===== EXERCISE DATA

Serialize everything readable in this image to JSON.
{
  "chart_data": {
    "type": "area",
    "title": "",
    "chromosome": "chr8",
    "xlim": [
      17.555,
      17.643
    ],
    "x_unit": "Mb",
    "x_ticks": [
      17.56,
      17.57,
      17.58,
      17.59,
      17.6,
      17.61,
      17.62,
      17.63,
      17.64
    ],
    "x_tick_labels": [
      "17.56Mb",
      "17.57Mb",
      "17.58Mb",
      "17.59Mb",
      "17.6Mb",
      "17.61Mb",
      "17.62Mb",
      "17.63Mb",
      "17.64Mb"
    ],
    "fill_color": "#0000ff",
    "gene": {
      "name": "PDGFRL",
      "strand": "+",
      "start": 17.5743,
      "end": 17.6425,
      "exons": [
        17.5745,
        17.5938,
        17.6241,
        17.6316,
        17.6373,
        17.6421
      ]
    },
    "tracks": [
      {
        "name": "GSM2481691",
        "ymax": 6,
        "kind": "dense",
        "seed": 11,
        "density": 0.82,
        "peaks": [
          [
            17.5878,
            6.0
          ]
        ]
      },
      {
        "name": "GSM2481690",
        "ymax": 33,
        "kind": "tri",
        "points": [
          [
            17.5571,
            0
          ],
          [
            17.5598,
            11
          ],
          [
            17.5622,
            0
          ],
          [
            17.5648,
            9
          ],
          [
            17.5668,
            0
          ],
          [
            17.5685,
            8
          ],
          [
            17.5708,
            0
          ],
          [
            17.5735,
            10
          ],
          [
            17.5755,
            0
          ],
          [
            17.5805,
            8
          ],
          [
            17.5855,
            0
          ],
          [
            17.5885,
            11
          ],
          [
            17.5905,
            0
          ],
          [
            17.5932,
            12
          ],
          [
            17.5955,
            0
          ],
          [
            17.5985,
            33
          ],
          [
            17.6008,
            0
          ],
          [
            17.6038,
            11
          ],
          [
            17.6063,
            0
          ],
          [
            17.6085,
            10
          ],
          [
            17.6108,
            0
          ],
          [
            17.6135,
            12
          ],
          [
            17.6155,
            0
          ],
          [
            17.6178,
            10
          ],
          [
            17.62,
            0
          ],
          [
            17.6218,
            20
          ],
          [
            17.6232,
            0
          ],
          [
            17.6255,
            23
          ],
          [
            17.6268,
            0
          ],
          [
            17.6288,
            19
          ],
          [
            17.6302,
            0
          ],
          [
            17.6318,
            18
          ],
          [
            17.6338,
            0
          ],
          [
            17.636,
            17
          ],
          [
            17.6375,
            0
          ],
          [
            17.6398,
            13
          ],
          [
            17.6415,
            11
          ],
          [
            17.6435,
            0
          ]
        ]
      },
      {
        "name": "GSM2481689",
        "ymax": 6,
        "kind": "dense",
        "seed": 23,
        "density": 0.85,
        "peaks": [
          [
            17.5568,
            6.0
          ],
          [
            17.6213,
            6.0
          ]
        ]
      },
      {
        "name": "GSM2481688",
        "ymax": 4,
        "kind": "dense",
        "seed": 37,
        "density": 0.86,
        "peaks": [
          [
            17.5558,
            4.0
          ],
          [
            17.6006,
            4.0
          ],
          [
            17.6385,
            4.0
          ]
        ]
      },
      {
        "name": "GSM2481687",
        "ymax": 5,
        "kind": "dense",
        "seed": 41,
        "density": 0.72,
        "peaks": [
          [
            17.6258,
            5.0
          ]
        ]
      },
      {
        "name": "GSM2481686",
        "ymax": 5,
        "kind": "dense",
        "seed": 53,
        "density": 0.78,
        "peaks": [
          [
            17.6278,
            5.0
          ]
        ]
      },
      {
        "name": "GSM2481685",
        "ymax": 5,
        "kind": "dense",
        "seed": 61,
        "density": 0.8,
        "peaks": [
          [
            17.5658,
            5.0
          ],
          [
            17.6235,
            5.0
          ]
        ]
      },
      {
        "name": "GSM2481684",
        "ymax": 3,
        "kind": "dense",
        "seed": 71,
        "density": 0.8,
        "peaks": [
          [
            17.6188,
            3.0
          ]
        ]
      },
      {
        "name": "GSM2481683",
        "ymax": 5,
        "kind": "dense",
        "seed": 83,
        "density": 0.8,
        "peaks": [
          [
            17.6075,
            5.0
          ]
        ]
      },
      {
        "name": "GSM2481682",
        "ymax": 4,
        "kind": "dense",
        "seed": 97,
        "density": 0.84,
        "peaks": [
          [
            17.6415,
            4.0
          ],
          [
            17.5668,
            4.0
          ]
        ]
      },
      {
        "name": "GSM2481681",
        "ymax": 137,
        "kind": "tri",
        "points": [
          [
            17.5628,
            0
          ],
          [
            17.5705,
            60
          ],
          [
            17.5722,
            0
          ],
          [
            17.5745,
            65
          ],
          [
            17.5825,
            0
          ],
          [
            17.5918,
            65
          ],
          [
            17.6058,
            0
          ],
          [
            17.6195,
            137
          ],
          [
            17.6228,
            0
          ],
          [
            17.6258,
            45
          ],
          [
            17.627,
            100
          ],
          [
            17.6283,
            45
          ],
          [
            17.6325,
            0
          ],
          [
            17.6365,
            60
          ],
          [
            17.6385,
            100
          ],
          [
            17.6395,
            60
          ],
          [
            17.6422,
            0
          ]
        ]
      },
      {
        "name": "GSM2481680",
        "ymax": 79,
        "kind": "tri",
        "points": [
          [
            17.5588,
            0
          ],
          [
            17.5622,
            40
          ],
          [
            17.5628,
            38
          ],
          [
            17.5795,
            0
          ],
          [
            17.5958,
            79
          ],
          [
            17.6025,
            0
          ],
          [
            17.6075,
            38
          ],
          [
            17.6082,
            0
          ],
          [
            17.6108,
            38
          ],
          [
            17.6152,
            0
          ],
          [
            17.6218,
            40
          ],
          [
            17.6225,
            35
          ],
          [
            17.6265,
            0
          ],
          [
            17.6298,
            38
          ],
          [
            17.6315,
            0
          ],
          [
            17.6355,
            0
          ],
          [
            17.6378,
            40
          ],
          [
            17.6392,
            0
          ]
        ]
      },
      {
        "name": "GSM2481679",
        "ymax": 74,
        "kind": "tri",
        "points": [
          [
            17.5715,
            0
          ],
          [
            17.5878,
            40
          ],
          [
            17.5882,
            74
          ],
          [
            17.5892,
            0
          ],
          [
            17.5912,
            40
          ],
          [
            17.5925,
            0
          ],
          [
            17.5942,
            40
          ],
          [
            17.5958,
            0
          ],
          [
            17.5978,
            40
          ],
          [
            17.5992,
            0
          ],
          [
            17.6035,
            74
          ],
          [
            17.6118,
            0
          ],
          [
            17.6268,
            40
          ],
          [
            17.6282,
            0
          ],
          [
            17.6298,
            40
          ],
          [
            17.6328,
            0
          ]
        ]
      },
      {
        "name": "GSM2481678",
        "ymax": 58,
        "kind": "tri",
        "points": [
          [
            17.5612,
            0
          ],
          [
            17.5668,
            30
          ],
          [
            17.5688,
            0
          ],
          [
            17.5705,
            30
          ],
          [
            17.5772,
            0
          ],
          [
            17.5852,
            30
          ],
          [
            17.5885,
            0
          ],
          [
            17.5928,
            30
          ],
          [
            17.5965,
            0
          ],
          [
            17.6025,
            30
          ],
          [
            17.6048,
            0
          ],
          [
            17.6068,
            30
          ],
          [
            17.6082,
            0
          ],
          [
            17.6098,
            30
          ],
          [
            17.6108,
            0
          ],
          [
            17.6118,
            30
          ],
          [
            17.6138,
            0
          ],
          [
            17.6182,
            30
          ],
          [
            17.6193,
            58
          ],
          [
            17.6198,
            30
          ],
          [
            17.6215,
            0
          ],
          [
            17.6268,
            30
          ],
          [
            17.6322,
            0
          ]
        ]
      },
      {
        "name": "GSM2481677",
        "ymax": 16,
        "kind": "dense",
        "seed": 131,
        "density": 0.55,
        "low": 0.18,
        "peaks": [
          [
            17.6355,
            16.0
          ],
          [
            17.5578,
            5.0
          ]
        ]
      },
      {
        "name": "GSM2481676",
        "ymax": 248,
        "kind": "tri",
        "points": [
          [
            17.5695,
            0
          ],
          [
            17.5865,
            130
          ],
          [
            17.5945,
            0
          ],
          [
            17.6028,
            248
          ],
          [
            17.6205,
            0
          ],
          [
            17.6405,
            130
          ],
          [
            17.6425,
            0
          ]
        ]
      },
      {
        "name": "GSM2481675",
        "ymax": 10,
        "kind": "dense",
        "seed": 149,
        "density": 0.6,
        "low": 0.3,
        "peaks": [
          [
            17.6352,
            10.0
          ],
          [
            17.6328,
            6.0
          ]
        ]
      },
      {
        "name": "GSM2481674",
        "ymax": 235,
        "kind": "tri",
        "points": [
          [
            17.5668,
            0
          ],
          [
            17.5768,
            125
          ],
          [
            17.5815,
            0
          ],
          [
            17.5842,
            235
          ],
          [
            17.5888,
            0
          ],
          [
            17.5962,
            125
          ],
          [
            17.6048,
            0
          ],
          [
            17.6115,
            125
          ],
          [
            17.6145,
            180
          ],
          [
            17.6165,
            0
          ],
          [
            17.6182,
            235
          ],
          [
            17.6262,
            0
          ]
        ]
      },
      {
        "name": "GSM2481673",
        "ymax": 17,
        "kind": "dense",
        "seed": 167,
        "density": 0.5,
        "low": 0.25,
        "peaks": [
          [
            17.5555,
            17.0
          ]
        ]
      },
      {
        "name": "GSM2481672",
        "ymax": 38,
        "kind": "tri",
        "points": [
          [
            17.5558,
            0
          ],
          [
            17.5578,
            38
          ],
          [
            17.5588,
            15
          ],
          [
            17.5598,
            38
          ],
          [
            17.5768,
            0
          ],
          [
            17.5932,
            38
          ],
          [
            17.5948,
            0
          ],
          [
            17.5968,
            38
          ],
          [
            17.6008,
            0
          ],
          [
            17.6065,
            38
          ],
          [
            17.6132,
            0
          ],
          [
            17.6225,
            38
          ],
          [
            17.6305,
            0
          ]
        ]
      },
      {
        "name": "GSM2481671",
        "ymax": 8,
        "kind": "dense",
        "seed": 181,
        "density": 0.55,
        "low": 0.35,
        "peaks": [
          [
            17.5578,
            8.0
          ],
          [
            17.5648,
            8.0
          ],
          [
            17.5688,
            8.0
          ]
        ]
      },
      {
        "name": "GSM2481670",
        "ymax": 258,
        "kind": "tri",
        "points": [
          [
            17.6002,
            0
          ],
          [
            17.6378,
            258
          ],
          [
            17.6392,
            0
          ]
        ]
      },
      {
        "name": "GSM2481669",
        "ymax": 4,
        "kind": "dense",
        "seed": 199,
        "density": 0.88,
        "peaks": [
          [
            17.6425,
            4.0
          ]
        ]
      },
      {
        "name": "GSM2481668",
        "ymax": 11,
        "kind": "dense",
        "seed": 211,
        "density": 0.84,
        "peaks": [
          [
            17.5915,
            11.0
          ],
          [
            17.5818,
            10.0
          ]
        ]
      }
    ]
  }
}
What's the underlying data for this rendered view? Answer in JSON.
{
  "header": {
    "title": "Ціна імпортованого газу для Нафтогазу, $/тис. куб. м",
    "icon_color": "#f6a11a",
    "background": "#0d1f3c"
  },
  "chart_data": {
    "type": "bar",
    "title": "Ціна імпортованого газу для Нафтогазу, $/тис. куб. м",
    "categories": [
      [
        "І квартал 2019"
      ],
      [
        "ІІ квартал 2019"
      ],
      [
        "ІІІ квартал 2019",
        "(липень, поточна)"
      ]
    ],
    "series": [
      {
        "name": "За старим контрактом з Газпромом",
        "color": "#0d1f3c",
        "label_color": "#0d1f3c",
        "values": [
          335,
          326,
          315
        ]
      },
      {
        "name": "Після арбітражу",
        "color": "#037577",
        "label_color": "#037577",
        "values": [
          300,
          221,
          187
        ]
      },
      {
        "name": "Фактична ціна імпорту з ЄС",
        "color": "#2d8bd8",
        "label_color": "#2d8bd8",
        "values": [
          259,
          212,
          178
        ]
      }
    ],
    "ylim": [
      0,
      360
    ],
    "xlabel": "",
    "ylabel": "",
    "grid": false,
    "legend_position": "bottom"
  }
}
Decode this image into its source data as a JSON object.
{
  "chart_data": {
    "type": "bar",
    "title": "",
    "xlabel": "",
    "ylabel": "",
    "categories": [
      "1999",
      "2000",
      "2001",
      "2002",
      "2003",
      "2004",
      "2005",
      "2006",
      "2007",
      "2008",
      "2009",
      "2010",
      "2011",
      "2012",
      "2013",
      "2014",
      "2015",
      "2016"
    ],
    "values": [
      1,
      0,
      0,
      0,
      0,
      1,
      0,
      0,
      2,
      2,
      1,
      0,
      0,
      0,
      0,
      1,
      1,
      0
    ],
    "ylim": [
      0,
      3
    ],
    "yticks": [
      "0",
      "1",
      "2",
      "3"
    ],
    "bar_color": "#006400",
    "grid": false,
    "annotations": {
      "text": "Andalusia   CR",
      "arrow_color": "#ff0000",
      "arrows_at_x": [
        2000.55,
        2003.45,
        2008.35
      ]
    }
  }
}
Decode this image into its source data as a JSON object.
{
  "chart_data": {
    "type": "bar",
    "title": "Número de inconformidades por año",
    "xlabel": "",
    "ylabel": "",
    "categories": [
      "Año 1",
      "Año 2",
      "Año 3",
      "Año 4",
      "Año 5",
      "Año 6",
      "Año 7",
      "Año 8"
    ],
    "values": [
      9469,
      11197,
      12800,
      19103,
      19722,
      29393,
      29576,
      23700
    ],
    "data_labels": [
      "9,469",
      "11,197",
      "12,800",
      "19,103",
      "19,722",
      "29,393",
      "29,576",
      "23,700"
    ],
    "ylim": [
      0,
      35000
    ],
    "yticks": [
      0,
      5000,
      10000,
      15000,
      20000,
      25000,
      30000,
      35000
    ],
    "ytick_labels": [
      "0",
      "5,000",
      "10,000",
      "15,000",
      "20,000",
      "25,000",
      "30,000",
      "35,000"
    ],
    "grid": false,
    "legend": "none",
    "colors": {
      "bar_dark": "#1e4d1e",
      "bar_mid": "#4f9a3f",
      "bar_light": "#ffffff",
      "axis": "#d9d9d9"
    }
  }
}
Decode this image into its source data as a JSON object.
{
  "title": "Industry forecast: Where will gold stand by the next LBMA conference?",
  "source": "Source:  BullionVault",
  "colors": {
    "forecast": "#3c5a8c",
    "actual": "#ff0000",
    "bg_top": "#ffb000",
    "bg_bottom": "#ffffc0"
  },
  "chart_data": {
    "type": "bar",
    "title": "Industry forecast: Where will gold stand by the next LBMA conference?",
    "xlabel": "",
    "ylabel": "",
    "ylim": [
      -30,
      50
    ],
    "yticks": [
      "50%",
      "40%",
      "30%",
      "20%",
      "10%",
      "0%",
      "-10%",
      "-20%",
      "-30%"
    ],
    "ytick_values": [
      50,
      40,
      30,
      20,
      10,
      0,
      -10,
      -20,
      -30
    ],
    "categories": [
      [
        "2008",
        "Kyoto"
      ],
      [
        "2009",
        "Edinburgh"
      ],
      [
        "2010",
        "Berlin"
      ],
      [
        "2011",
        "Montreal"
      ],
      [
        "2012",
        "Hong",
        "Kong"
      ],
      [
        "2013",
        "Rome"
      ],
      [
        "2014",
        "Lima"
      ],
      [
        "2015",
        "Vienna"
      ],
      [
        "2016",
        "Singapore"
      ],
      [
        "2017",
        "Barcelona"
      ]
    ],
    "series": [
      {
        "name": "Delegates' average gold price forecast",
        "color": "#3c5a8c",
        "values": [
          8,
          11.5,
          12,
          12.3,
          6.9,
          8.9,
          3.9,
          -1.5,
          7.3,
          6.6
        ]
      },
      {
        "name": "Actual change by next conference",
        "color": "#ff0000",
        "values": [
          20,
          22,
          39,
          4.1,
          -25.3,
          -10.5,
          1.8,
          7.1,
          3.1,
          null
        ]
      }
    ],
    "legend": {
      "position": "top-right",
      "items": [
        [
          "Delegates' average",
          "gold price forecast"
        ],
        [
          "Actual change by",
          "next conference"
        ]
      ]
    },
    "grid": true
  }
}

==========

> **TASK DESCRIPTION**: Report how many lines in this data include the string "Industry", and nothing else.

> **SOLUTION TO THE PROBLEM**: 2